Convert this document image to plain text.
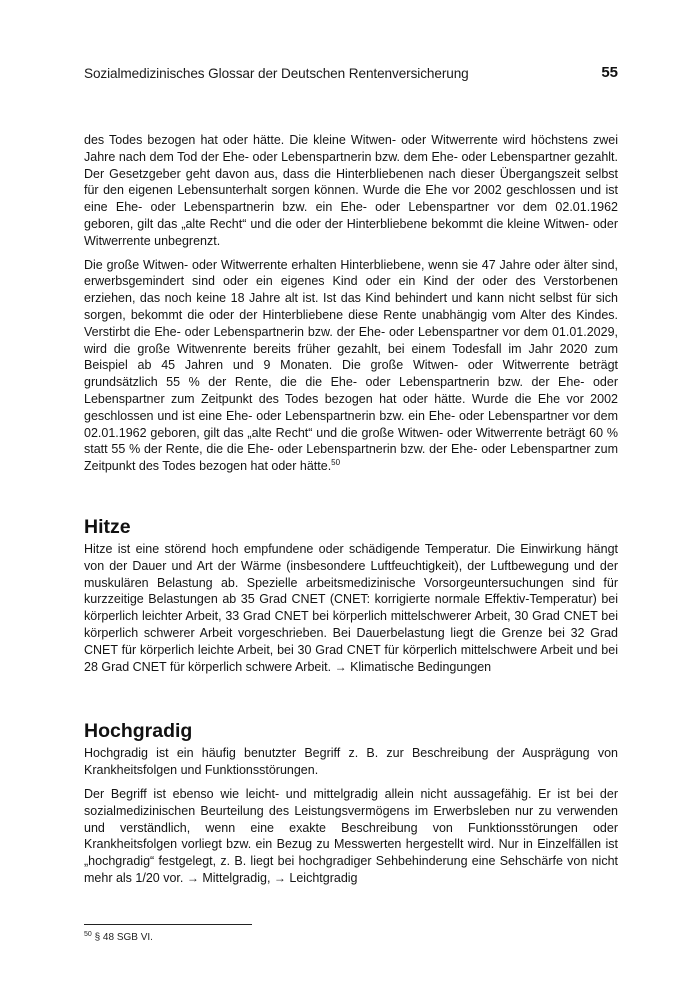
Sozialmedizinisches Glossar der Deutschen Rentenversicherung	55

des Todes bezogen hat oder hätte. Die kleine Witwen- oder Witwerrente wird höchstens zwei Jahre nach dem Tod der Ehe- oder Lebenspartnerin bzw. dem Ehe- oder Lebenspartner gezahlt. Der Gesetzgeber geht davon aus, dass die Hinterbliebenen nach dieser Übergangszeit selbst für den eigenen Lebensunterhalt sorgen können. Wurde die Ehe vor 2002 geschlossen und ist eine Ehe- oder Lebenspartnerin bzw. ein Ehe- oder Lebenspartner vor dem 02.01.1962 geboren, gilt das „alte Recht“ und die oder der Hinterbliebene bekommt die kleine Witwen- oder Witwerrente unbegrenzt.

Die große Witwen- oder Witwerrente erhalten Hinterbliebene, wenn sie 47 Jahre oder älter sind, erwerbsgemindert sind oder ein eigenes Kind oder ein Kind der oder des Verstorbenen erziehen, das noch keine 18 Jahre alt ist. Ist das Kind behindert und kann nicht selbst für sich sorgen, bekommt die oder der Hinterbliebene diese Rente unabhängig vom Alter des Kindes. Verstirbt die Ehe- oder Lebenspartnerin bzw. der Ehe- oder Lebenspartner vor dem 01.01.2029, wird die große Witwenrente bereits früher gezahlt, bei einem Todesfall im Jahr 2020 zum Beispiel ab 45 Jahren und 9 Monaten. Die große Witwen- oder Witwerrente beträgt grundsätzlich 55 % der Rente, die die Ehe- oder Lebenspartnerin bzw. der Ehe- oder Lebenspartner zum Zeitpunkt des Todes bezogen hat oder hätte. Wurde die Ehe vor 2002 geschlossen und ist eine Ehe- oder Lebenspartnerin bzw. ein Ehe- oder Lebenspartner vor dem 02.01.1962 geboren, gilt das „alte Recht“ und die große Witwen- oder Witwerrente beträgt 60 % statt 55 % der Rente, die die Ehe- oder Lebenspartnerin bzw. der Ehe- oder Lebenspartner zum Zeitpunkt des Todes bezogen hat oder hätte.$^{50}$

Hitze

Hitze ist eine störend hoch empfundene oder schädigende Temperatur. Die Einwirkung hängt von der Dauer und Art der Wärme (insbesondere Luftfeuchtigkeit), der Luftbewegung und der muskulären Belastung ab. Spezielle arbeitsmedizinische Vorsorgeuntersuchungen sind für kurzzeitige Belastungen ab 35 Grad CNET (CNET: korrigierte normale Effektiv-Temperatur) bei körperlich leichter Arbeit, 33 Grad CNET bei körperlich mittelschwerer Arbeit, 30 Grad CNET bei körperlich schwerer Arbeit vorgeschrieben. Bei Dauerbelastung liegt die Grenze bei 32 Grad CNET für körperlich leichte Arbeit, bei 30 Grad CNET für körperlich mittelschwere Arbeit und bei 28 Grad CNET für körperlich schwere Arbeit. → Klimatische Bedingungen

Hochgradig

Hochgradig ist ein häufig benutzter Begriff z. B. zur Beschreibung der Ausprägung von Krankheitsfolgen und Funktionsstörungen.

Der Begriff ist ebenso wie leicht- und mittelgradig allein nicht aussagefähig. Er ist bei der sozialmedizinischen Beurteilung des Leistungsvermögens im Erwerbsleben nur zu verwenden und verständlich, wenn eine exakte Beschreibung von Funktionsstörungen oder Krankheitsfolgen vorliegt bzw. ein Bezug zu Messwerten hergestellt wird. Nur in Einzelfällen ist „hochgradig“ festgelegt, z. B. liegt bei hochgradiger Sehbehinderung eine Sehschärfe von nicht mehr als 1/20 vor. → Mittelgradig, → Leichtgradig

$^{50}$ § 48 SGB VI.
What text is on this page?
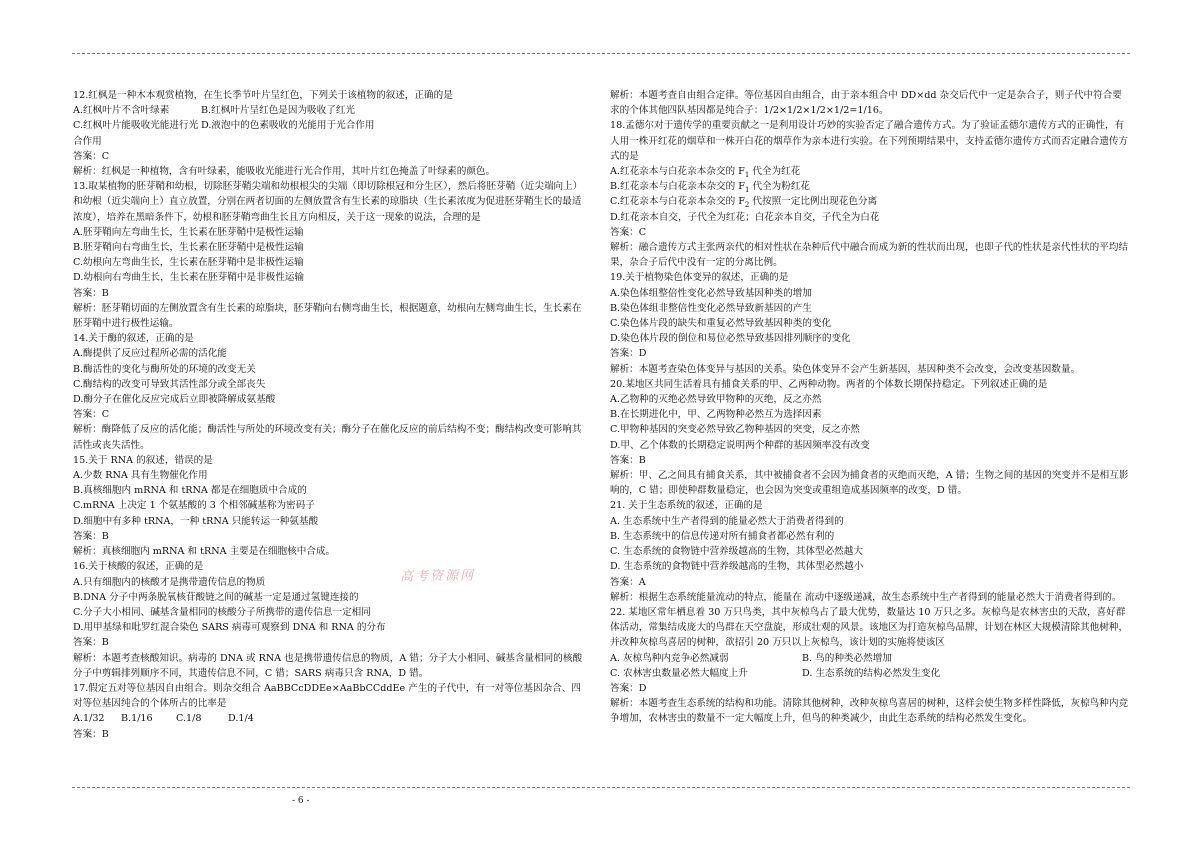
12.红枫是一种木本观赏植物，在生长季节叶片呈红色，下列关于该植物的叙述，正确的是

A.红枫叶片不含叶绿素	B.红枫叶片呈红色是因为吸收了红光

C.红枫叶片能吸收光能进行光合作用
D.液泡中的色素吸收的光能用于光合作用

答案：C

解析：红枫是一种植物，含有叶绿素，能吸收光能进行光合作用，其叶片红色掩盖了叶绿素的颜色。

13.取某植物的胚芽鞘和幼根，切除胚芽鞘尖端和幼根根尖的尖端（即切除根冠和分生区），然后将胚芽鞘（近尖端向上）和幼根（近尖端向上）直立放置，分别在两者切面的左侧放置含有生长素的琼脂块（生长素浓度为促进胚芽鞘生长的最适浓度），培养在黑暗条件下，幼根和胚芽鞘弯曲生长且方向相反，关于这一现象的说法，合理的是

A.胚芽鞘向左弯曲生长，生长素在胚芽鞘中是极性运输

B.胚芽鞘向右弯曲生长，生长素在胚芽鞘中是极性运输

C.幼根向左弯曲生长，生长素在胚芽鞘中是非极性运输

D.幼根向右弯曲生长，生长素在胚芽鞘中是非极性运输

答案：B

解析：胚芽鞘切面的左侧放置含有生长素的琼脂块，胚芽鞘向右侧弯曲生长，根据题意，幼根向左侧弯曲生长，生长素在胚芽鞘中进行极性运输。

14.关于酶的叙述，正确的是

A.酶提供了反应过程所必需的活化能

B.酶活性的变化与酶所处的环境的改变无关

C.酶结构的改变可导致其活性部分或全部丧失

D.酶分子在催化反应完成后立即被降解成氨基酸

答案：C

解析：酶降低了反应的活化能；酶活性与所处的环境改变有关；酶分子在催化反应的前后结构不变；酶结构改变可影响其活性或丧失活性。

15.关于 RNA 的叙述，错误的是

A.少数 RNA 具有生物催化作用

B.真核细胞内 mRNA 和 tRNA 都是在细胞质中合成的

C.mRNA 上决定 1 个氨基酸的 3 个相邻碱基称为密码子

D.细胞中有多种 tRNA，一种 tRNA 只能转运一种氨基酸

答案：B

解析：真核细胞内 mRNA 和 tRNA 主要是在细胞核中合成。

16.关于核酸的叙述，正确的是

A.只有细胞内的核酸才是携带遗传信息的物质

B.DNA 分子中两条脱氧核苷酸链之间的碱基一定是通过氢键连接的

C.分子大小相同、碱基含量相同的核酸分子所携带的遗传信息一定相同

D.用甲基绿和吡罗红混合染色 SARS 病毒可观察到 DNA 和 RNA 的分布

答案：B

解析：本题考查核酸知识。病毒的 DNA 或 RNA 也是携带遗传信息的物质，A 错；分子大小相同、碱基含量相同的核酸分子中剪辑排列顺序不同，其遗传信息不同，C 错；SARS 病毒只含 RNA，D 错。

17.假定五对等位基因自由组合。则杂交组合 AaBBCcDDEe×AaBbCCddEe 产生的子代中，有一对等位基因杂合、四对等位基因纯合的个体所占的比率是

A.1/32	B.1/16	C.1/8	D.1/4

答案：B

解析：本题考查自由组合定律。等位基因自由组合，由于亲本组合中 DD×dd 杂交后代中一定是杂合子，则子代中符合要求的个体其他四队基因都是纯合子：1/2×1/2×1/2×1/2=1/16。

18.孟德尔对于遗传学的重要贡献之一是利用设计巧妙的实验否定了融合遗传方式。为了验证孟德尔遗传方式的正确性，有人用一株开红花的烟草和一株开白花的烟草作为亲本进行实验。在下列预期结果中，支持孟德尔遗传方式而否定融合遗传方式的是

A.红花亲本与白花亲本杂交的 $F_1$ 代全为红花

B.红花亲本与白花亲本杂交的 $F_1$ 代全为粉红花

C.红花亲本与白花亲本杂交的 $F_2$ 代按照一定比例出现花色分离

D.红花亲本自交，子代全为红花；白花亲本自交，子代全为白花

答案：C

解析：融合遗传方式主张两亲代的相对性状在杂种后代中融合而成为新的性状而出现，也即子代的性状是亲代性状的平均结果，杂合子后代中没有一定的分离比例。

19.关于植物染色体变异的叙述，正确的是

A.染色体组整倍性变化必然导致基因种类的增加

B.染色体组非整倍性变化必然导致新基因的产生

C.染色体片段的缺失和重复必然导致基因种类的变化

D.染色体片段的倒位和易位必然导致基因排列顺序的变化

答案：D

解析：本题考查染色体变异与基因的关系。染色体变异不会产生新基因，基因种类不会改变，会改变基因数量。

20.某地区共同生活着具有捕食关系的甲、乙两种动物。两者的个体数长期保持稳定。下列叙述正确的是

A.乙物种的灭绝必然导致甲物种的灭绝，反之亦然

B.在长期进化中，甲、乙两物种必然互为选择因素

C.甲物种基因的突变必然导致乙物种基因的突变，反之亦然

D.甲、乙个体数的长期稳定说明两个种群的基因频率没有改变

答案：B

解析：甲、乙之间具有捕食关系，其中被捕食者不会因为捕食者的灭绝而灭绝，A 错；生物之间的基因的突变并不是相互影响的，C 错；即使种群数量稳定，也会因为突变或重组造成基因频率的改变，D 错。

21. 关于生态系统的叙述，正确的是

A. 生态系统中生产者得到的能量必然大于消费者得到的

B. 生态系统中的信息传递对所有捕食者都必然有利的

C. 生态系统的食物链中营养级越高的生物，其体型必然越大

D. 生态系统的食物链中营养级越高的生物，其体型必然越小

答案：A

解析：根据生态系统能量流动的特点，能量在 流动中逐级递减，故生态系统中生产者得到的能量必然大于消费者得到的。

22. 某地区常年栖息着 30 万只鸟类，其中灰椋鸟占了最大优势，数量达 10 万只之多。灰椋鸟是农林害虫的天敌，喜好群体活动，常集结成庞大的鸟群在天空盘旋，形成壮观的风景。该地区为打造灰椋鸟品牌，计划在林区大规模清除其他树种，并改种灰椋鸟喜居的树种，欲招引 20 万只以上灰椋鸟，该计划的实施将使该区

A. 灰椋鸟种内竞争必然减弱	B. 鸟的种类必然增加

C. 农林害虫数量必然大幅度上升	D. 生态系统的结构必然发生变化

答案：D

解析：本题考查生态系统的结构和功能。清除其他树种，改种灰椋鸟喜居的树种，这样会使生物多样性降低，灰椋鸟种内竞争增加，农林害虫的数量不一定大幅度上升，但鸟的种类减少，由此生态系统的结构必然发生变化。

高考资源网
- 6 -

——————————

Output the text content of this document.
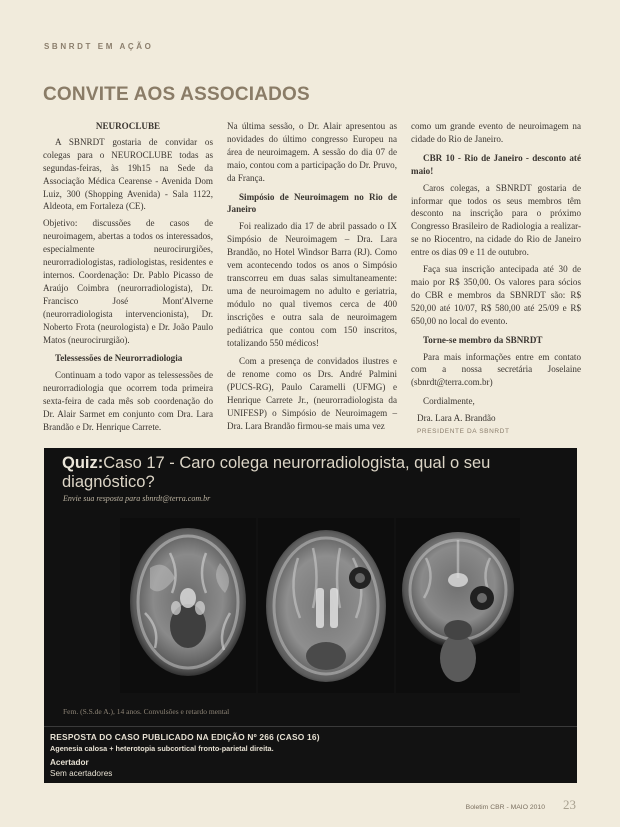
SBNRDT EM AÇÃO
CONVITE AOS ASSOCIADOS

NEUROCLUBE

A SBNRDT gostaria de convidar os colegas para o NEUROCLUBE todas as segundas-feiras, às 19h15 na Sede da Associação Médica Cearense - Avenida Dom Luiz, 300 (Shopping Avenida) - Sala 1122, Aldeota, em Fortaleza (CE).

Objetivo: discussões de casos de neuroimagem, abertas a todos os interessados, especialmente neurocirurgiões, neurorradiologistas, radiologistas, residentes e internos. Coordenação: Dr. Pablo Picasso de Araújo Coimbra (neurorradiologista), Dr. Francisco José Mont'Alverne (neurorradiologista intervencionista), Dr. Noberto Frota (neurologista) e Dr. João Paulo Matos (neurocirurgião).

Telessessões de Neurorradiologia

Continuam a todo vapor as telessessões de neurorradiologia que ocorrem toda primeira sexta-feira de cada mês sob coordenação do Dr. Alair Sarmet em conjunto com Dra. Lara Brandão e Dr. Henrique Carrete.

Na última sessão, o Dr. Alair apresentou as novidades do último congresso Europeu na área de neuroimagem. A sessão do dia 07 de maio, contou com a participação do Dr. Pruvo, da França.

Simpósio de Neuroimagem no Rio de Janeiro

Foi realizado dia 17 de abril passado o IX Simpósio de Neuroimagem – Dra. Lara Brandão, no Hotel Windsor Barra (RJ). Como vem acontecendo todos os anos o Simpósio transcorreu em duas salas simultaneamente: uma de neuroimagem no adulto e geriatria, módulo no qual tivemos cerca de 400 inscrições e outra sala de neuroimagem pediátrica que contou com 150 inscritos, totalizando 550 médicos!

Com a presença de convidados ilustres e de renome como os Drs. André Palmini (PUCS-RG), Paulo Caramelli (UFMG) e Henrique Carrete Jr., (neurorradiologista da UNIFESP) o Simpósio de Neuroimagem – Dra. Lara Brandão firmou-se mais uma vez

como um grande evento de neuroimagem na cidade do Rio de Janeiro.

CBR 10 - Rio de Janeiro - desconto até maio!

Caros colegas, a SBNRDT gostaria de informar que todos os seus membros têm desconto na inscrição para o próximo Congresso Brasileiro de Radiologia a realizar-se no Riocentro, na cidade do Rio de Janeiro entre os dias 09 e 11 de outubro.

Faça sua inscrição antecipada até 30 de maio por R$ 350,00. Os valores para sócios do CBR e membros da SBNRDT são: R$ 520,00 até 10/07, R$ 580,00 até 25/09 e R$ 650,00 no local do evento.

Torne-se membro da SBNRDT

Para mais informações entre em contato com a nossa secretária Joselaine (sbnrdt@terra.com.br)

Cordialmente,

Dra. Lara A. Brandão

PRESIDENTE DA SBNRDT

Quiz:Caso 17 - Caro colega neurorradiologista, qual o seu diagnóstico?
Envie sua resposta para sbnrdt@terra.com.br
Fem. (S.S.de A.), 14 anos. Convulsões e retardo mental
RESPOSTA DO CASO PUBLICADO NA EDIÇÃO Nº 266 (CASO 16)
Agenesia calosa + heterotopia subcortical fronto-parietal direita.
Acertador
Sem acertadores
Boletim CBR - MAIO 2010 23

——————————

**About this task:**
Scan the material above for lines holding "contou" and copy each of them.

**Task solution:**
Na última sessão, o Dr. Alair apresentou as novidades do último congresso Europeu na área de neuroimagem. A sessão do dia 07 de maio, contou com a participação do Dr. Pruvo, da França.
Foi realizado dia 17 de abril passado o IX Simpósio de Neuroimagem – Dra. Lara Brandão, no Hotel Windsor Barra (RJ). Como vem acontecendo todos os anos o Simpósio transcorreu em duas salas simultaneamente: uma de neuroimagem no adulto e geriatria, módulo no qual tivemos cerca de 400 inscrições e outra sala de neuroimagem pediátrica que contou com 150 inscritos, totalizando 550 médicos!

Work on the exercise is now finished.